● PROBLEM DETAILS:
Reproduce the records below in full and word for word, excluding pictures.

● RECORDS PROVIDED:
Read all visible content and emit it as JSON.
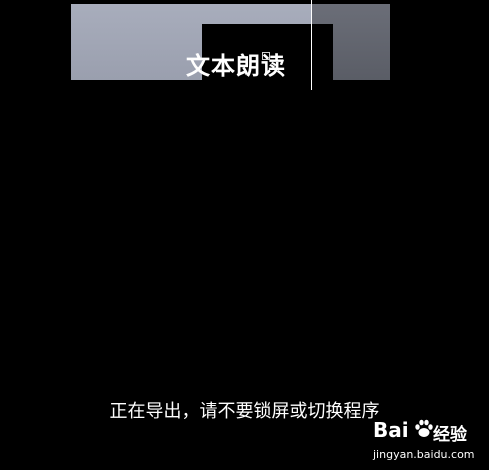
{
  "video": {
    "title_text": "文本朗读"
  },
  "export": {
    "status_text": "正在导出，请不要锁屏或切换程序"
  },
  "watermark": {
    "brand": "Bai",
    "icon": "paw-icon",
    "text": "经验",
    "url": "jingyan.baidu.com"
  }
}
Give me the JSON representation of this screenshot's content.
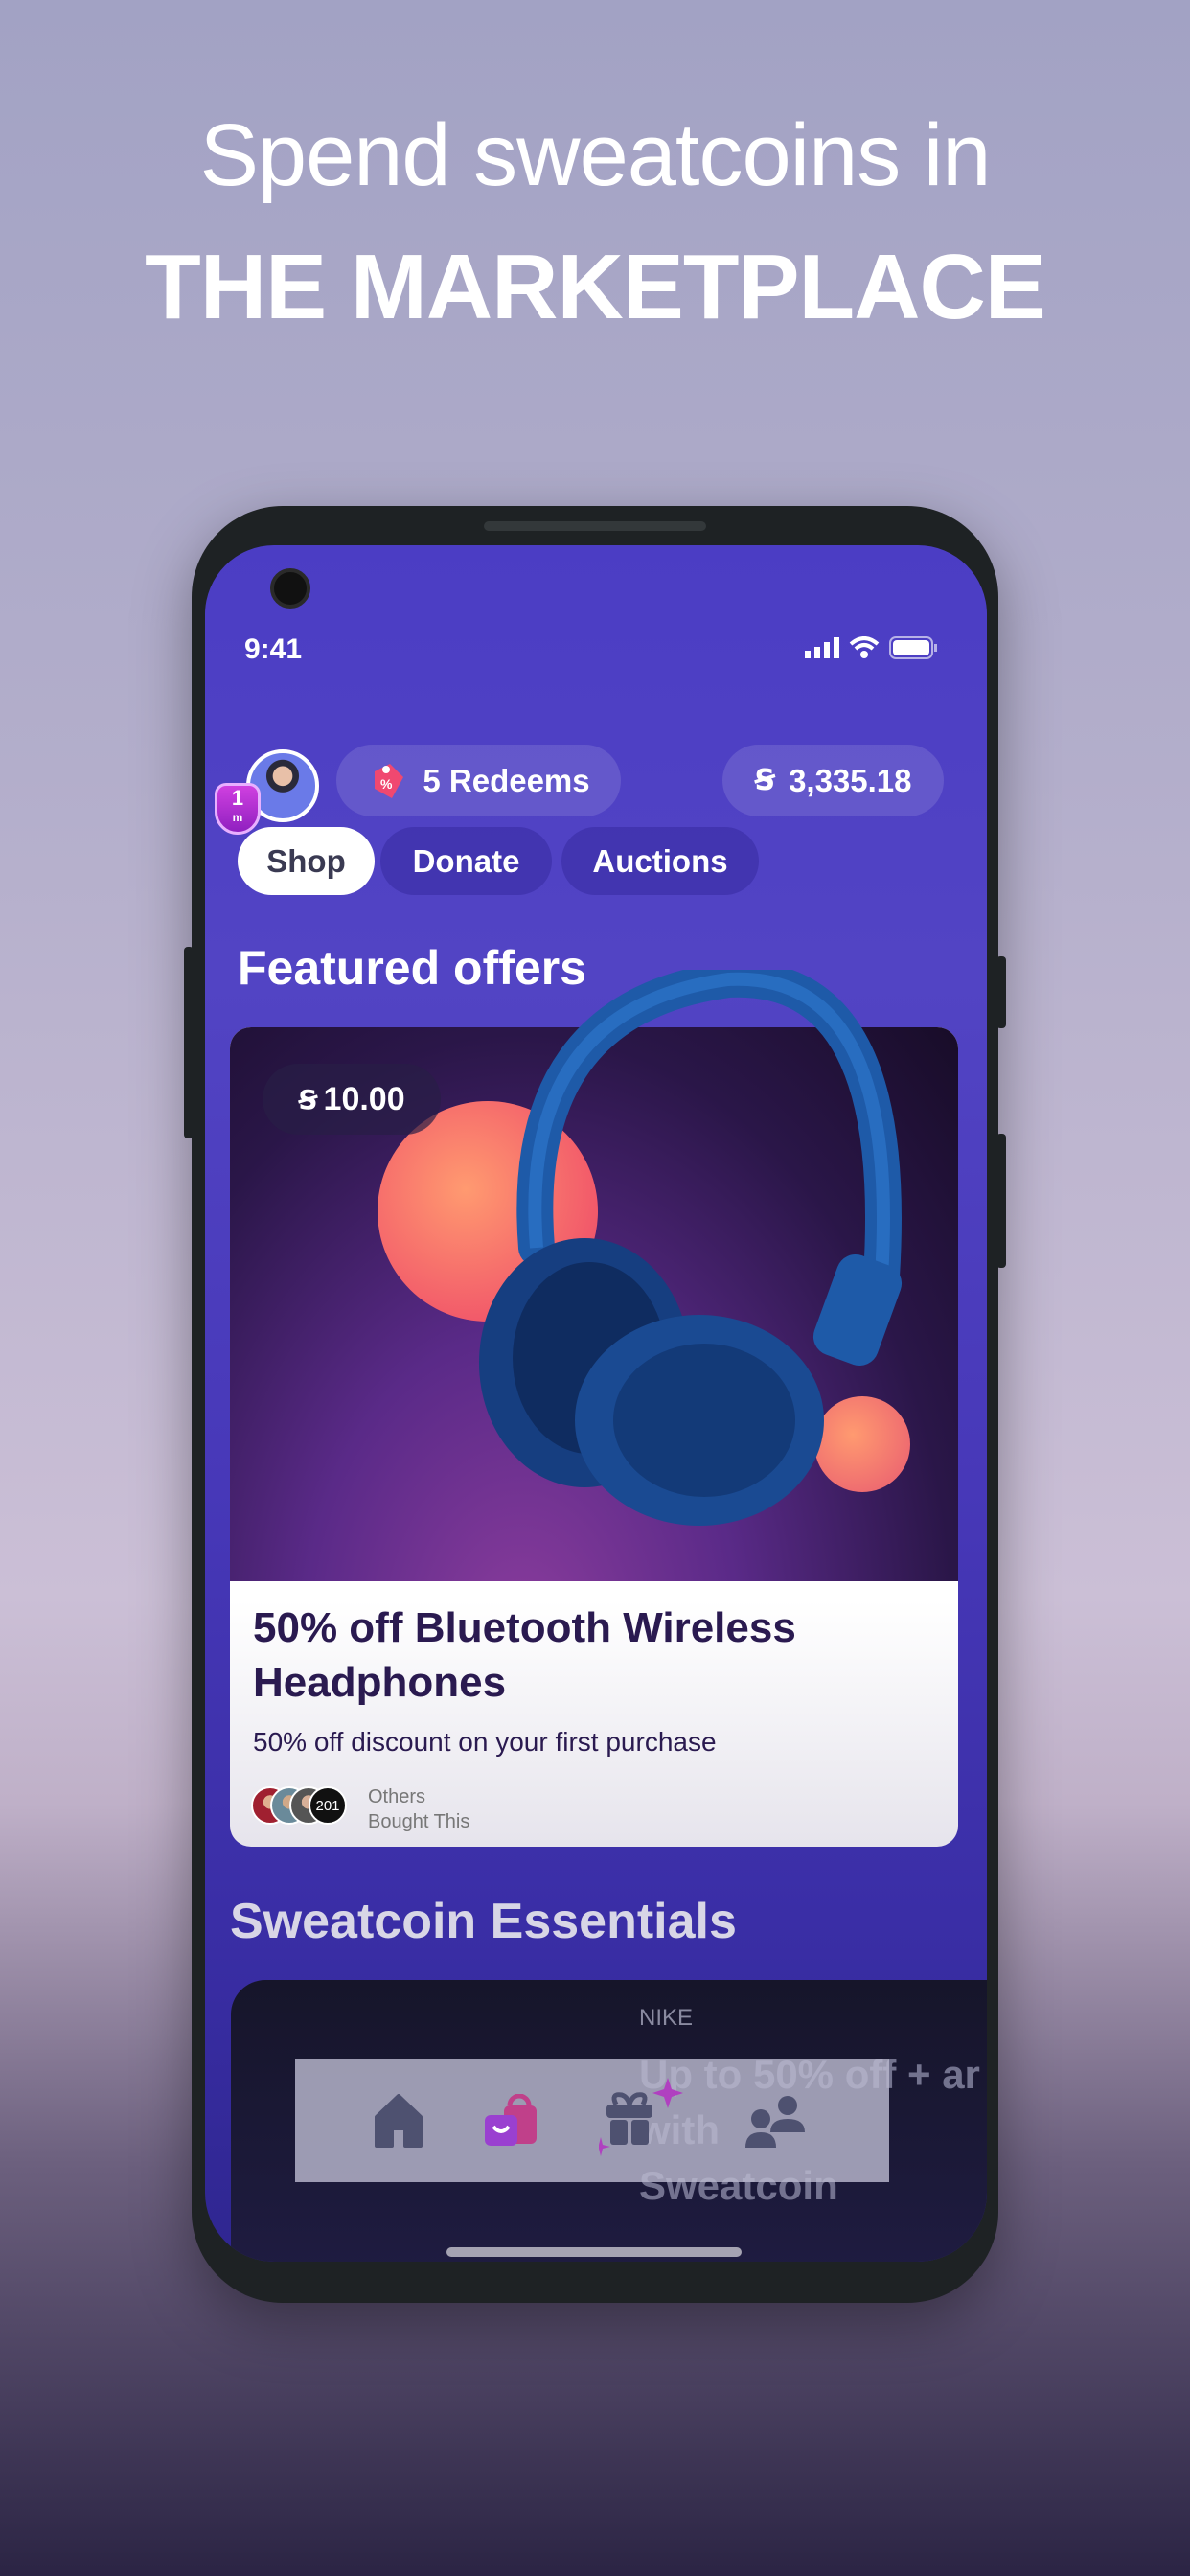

● RESPONSE TO THIS TASK:
Read all visible content and emit it as JSON.
{
  "video": {
    "title_text": "文本朗读"
  },
  "export": {
    "status_text": "正在导出，请不要锁屏或切换程序"
  },
  "watermark": {
    "brand": "Bai",
    "icon": "paw-icon",
    "text": "经验",
    "url": "jingyan.baidu.com"
  }
}
Give me the JSON representation of this screenshot's content.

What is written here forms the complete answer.